Structured figure records
-- begin --
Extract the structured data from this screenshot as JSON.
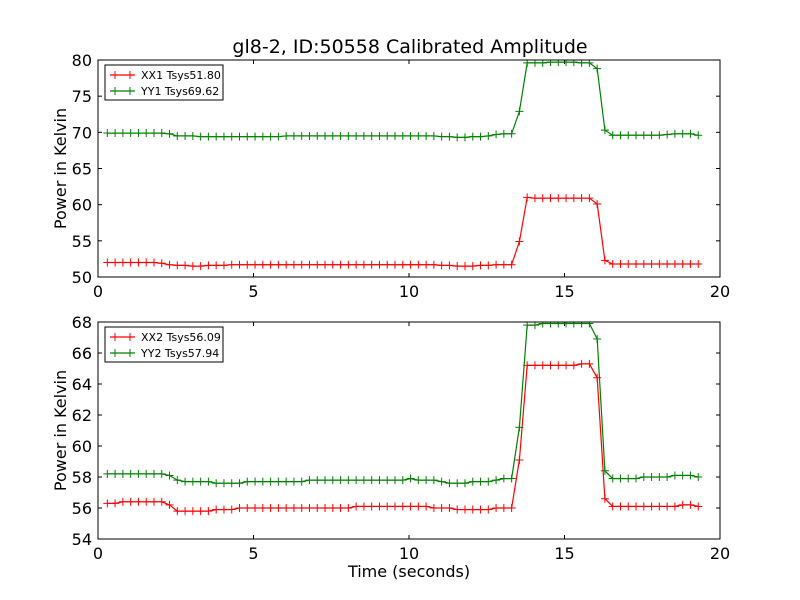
{
  "title": "gl8-2, ID:50558 Calibrated Amplitude",
  "colors": {
    "red": "#ff0000",
    "green": "#008000"
  },
  "chart_data": [
    {
      "type": "line",
      "title": "gl8-2, ID:50558 Calibrated Amplitude",
      "xlabel": "",
      "ylabel": "Power in Kelvin",
      "xlim": [
        0,
        20
      ],
      "ylim": [
        50,
        80
      ],
      "xticks": [
        0,
        5,
        10,
        15,
        20
      ],
      "yticks": [
        50,
        55,
        60,
        65,
        70,
        75,
        80
      ],
      "legend_position": "top-left",
      "x": [
        0.3,
        0.55,
        0.8,
        1.05,
        1.3,
        1.55,
        1.8,
        2.05,
        2.3,
        2.55,
        2.8,
        3.05,
        3.3,
        3.55,
        3.8,
        4.05,
        4.3,
        4.55,
        4.8,
        5.05,
        5.3,
        5.55,
        5.8,
        6.05,
        6.3,
        6.55,
        6.8,
        7.05,
        7.3,
        7.55,
        7.8,
        8.05,
        8.3,
        8.55,
        8.8,
        9.05,
        9.3,
        9.55,
        9.8,
        10.05,
        10.3,
        10.55,
        10.8,
        11.05,
        11.3,
        11.55,
        11.8,
        12.05,
        12.3,
        12.55,
        12.8,
        13.05,
        13.3,
        13.55,
        13.8,
        14.05,
        14.3,
        14.55,
        14.8,
        15.05,
        15.3,
        15.55,
        15.8,
        16.05,
        16.3,
        16.55,
        16.8,
        17.05,
        17.3,
        17.55,
        17.8,
        18.05,
        18.3,
        18.55,
        18.8,
        19.05,
        19.3
      ],
      "series": [
        {
          "name": "XX1 Tsys51.80",
          "color": "#ff0000",
          "values": [
            52.0,
            52.0,
            52.0,
            52.0,
            52.0,
            52.0,
            52.0,
            51.9,
            51.7,
            51.6,
            51.6,
            51.5,
            51.5,
            51.6,
            51.6,
            51.6,
            51.7,
            51.7,
            51.7,
            51.7,
            51.7,
            51.7,
            51.7,
            51.7,
            51.7,
            51.7,
            51.7,
            51.7,
            51.7,
            51.7,
            51.7,
            51.7,
            51.7,
            51.7,
            51.7,
            51.7,
            51.7,
            51.7,
            51.7,
            51.7,
            51.7,
            51.7,
            51.7,
            51.6,
            51.6,
            51.5,
            51.5,
            51.5,
            51.6,
            51.6,
            51.7,
            51.7,
            51.7,
            54.9,
            61.0,
            60.9,
            60.9,
            60.9,
            60.9,
            60.9,
            60.9,
            60.9,
            60.9,
            60.1,
            52.3,
            51.8,
            51.8,
            51.8,
            51.8,
            51.8,
            51.8,
            51.8,
            51.8,
            51.8,
            51.8,
            51.8,
            51.8
          ]
        },
        {
          "name": "YY1 Tsys69.62",
          "color": "#008000",
          "values": [
            69.9,
            69.9,
            69.9,
            69.9,
            69.9,
            69.9,
            69.9,
            69.9,
            69.8,
            69.5,
            69.5,
            69.5,
            69.4,
            69.4,
            69.4,
            69.4,
            69.4,
            69.4,
            69.4,
            69.4,
            69.4,
            69.4,
            69.4,
            69.5,
            69.5,
            69.5,
            69.5,
            69.5,
            69.5,
            69.5,
            69.5,
            69.5,
            69.5,
            69.5,
            69.5,
            69.5,
            69.5,
            69.5,
            69.5,
            69.5,
            69.5,
            69.5,
            69.5,
            69.4,
            69.4,
            69.3,
            69.3,
            69.4,
            69.4,
            69.5,
            69.7,
            69.8,
            69.8,
            72.9,
            79.6,
            79.6,
            79.6,
            79.7,
            79.7,
            79.7,
            79.7,
            79.6,
            79.6,
            78.8,
            70.3,
            69.6,
            69.6,
            69.6,
            69.6,
            69.6,
            69.6,
            69.6,
            69.7,
            69.8,
            69.8,
            69.8,
            69.6
          ]
        }
      ]
    },
    {
      "type": "line",
      "title": "",
      "xlabel": "Time (seconds)",
      "ylabel": "Power in Kelvin",
      "xlim": [
        0,
        20
      ],
      "ylim": [
        54,
        68
      ],
      "xticks": [
        0,
        5,
        10,
        15,
        20
      ],
      "yticks": [
        54,
        56,
        58,
        60,
        62,
        64,
        66,
        68
      ],
      "legend_position": "top-left",
      "x": [
        0.3,
        0.55,
        0.8,
        1.05,
        1.3,
        1.55,
        1.8,
        2.05,
        2.3,
        2.55,
        2.8,
        3.05,
        3.3,
        3.55,
        3.8,
        4.05,
        4.3,
        4.55,
        4.8,
        5.05,
        5.3,
        5.55,
        5.8,
        6.05,
        6.3,
        6.55,
        6.8,
        7.05,
        7.3,
        7.55,
        7.8,
        8.05,
        8.3,
        8.55,
        8.8,
        9.05,
        9.3,
        9.55,
        9.8,
        10.05,
        10.3,
        10.55,
        10.8,
        11.05,
        11.3,
        11.55,
        11.8,
        12.05,
        12.3,
        12.55,
        12.8,
        13.05,
        13.3,
        13.55,
        13.8,
        14.05,
        14.3,
        14.55,
        14.8,
        15.05,
        15.3,
        15.55,
        15.8,
        16.05,
        16.3,
        16.55,
        16.8,
        17.05,
        17.3,
        17.55,
        17.8,
        18.05,
        18.3,
        18.55,
        18.8,
        19.05,
        19.3
      ],
      "series": [
        {
          "name": "XX2 Tsys56.09",
          "color": "#ff0000",
          "values": [
            56.3,
            56.3,
            56.4,
            56.4,
            56.4,
            56.4,
            56.4,
            56.4,
            56.2,
            55.8,
            55.8,
            55.8,
            55.8,
            55.8,
            55.9,
            55.9,
            55.9,
            56.0,
            56.0,
            56.0,
            56.0,
            56.0,
            56.0,
            56.0,
            56.0,
            56.0,
            56.0,
            56.0,
            56.0,
            56.0,
            56.0,
            56.0,
            56.1,
            56.1,
            56.1,
            56.1,
            56.1,
            56.1,
            56.1,
            56.1,
            56.1,
            56.1,
            56.0,
            56.0,
            56.0,
            55.9,
            55.9,
            55.9,
            55.9,
            55.9,
            56.0,
            56.0,
            56.0,
            59.1,
            65.2,
            65.2,
            65.2,
            65.2,
            65.2,
            65.2,
            65.2,
            65.3,
            65.3,
            64.4,
            56.6,
            56.1,
            56.1,
            56.1,
            56.1,
            56.1,
            56.1,
            56.1,
            56.1,
            56.1,
            56.2,
            56.2,
            56.1
          ]
        },
        {
          "name": "YY2 Tsys57.94",
          "color": "#008000",
          "values": [
            58.2,
            58.2,
            58.2,
            58.2,
            58.2,
            58.2,
            58.2,
            58.2,
            58.1,
            57.8,
            57.7,
            57.7,
            57.7,
            57.7,
            57.6,
            57.6,
            57.6,
            57.6,
            57.7,
            57.7,
            57.7,
            57.7,
            57.7,
            57.7,
            57.7,
            57.7,
            57.8,
            57.8,
            57.8,
            57.8,
            57.8,
            57.8,
            57.8,
            57.8,
            57.8,
            57.8,
            57.8,
            57.8,
            57.8,
            57.9,
            57.8,
            57.8,
            57.8,
            57.7,
            57.6,
            57.6,
            57.6,
            57.7,
            57.7,
            57.7,
            57.8,
            57.9,
            57.9,
            61.2,
            67.8,
            67.8,
            67.9,
            67.9,
            67.9,
            67.9,
            67.9,
            67.9,
            67.9,
            66.9,
            58.4,
            57.9,
            57.9,
            57.9,
            57.9,
            58.0,
            58.0,
            58.0,
            58.0,
            58.1,
            58.1,
            58.1,
            58.0
          ]
        }
      ]
    }
  ]
}
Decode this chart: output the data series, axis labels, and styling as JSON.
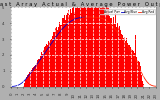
-- end --
▶ _Written task_: Repeat each entry exactly. Pictures do not belong in the copy.

▶ _Expected answer_:
Extract the structured data from this screenshot as JSON.
{
  "title": "gl8-2, ID:50558 Calibrated Amplitude",
  "colors": {
    "red": "#ff0000",
    "green": "#008000"
  },
  "chart_data": [
    {
      "type": "line",
      "title": "gl8-2, ID:50558 Calibrated Amplitude",
      "xlabel": "",
      "ylabel": "Power in Kelvin",
      "xlim": [
        0,
        20
      ],
      "ylim": [
        50,
        80
      ],
      "xticks": [
        0,
        5,
        10,
        15,
        20
      ],
      "yticks": [
        50,
        55,
        60,
        65,
        70,
        75,
        80
      ],
      "legend_position": "top-left",
      "x": [
        0.3,
        0.55,
        0.8,
        1.05,
        1.3,
        1.55,
        1.8,
        2.05,
        2.3,
        2.55,
        2.8,
        3.05,
        3.3,
        3.55,
        3.8,
        4.05,
        4.3,
        4.55,
        4.8,
        5.05,
        5.3,
        5.55,
        5.8,
        6.05,
        6.3,
        6.55,
        6.8,
        7.05,
        7.3,
        7.55,
        7.8,
        8.05,
        8.3,
        8.55,
        8.8,
        9.05,
        9.3,
        9.55,
        9.8,
        10.05,
        10.3,
        10.55,
        10.8,
        11.05,
        11.3,
        11.55,
        11.8,
        12.05,
        12.3,
        12.55,
        12.8,
        13.05,
        13.3,
        13.55,
        13.8,
        14.05,
        14.3,
        14.55,
        14.8,
        15.05,
        15.3,
        15.55,
        15.8,
        16.05,
        16.3,
        16.55,
        16.8,
        17.05,
        17.3,
        17.55,
        17.8,
        18.05,
        18.3,
        18.55,
        18.8,
        19.05,
        19.3
      ],
      "series": [
        {
          "name": "XX1 Tsys51.80",
          "color": "#ff0000",
          "values": [
            52.0,
            52.0,
            52.0,
            52.0,
            52.0,
            52.0,
            52.0,
            51.9,
            51.7,
            51.6,
            51.6,
            51.5,
            51.5,
            51.6,
            51.6,
            51.6,
            51.7,
            51.7,
            51.7,
            51.7,
            51.7,
            51.7,
            51.7,
            51.7,
            51.7,
            51.7,
            51.7,
            51.7,
            51.7,
            51.7,
            51.7,
            51.7,
            51.7,
            51.7,
            51.7,
            51.7,
            51.7,
            51.7,
            51.7,
            51.7,
            51.7,
            51.7,
            51.7,
            51.6,
            51.6,
            51.5,
            51.5,
            51.5,
            51.6,
            51.6,
            51.7,
            51.7,
            51.7,
            54.9,
            61.0,
            60.9,
            60.9,
            60.9,
            60.9,
            60.9,
            60.9,
            60.9,
            60.9,
            60.1,
            52.3,
            51.8,
            51.8,
            51.8,
            51.8,
            51.8,
            51.8,
            51.8,
            51.8,
            51.8,
            51.8,
            51.8,
            51.8
          ]
        },
        {
          "name": "YY1 Tsys69.62",
          "color": "#008000",
          "values": [
            69.9,
            69.9,
            69.9,
            69.9,
            69.9,
            69.9,
            69.9,
            69.9,
            69.8,
            69.5,
            69.5,
            69.5,
            69.4,
            69.4,
            69.4,
            69.4,
            69.4,
            69.4,
            69.4,
            69.4,
            69.4,
            69.4,
            69.4,
            69.5,
            69.5,
            69.5,
            69.5,
            69.5,
            69.5,
            69.5,
            69.5,
            69.5,
            69.5,
            69.5,
            69.5,
            69.5,
            69.5,
            69.5,
            69.5,
            69.5,
            69.5,
            69.5,
            69.5,
            69.4,
            69.4,
            69.3,
            69.3,
            69.4,
            69.4,
            69.5,
            69.7,
            69.8,
            69.8,
            72.9,
            79.6,
            79.6,
            79.6,
            79.7,
            79.7,
            79.7,
            79.7,
            79.6,
            79.6,
            78.8,
            70.3,
            69.6,
            69.6,
            69.6,
            69.6,
            69.6,
            69.6,
            69.6,
            69.7,
            69.8,
            69.8,
            69.8,
            69.6
          ]
        }
      ]
    },
    {
      "type": "line",
      "title": "",
      "xlabel": "Time (seconds)",
      "ylabel": "Power in Kelvin",
      "xlim": [
        0,
        20
      ],
      "ylim": [
        54,
        68
      ],
      "xticks": [
        0,
        5,
        10,
        15,
        20
      ],
      "yticks": [
        54,
        56,
        58,
        60,
        62,
        64,
        66,
        68
      ],
      "legend_position": "top-left",
      "x": [
        0.3,
        0.55,
        0.8,
        1.05,
        1.3,
        1.55,
        1.8,
        2.05,
        2.3,
        2.55,
        2.8,
        3.05,
        3.3,
        3.55,
        3.8,
        4.05,
        4.3,
        4.55,
        4.8,
        5.05,
        5.3,
        5.55,
        5.8,
        6.05,
        6.3,
        6.55,
        6.8,
        7.05,
        7.3,
        7.55,
        7.8,
        8.05,
        8.3,
        8.55,
        8.8,
        9.05,
        9.3,
        9.55,
        9.8,
        10.05,
        10.3,
        10.55,
        10.8,
        11.05,
        11.3,
        11.55,
        11.8,
        12.05,
        12.3,
        12.55,
        12.8,
        13.05,
        13.3,
        13.55,
        13.8,
        14.05,
        14.3,
        14.55,
        14.8,
        15.05,
        15.3,
        15.55,
        15.8,
        16.05,
        16.3,
        16.55,
        16.8,
        17.05,
        17.3,
        17.55,
        17.8,
        18.05,
        18.3,
        18.55,
        18.8,
        19.05,
        19.3
      ],
      "series": [
        {
          "name": "XX2 Tsys56.09",
          "color": "#ff0000",
          "values": [
            56.3,
            56.3,
            56.4,
            56.4,
            56.4,
            56.4,
            56.4,
            56.4,
            56.2,
            55.8,
            55.8,
            55.8,
            55.8,
            55.8,
            55.9,
            55.9,
            55.9,
            56.0,
            56.0,
            56.0,
            56.0,
            56.0,
            56.0,
            56.0,
            56.0,
            56.0,
            56.0,
            56.0,
            56.0,
            56.0,
            56.0,
            56.0,
            56.1,
            56.1,
            56.1,
            56.1,
            56.1,
            56.1,
            56.1,
            56.1,
            56.1,
            56.1,
            56.0,
            56.0,
            56.0,
            55.9,
            55.9,
            55.9,
            55.9,
            55.9,
            56.0,
            56.0,
            56.0,
            59.1,
            65.2,
            65.2,
            65.2,
            65.2,
            65.2,
            65.2,
            65.2,
            65.3,
            65.3,
            64.4,
            56.6,
            56.1,
            56.1,
            56.1,
            56.1,
            56.1,
            56.1,
            56.1,
            56.1,
            56.1,
            56.2,
            56.2,
            56.1
          ]
        },
        {
          "name": "YY2 Tsys57.94",
          "color": "#008000",
          "values": [
            58.2,
            58.2,
            58.2,
            58.2,
            58.2,
            58.2,
            58.2,
            58.2,
            58.1,
            57.8,
            57.7,
            57.7,
            57.7,
            57.7,
            57.6,
            57.6,
            57.6,
            57.6,
            57.7,
            57.7,
            57.7,
            57.7,
            57.7,
            57.7,
            57.7,
            57.7,
            57.8,
            57.8,
            57.8,
            57.8,
            57.8,
            57.8,
            57.8,
            57.8,
            57.8,
            57.8,
            57.8,
            57.8,
            57.8,
            57.9,
            57.8,
            57.8,
            57.8,
            57.7,
            57.6,
            57.6,
            57.6,
            57.7,
            57.7,
            57.7,
            57.8,
            57.9,
            57.9,
            61.2,
            67.8,
            67.8,
            67.9,
            67.9,
            67.9,
            67.9,
            67.9,
            67.9,
            67.9,
            66.9,
            58.4,
            57.9,
            57.9,
            57.9,
            57.9,
            58.0,
            58.0,
            58.0,
            58.0,
            58.1,
            58.1,
            58.1,
            58.0
          ]
        }
      ]
    }
  ]
}
Decode this chart: output the data series, axis labels, and styling as JSON.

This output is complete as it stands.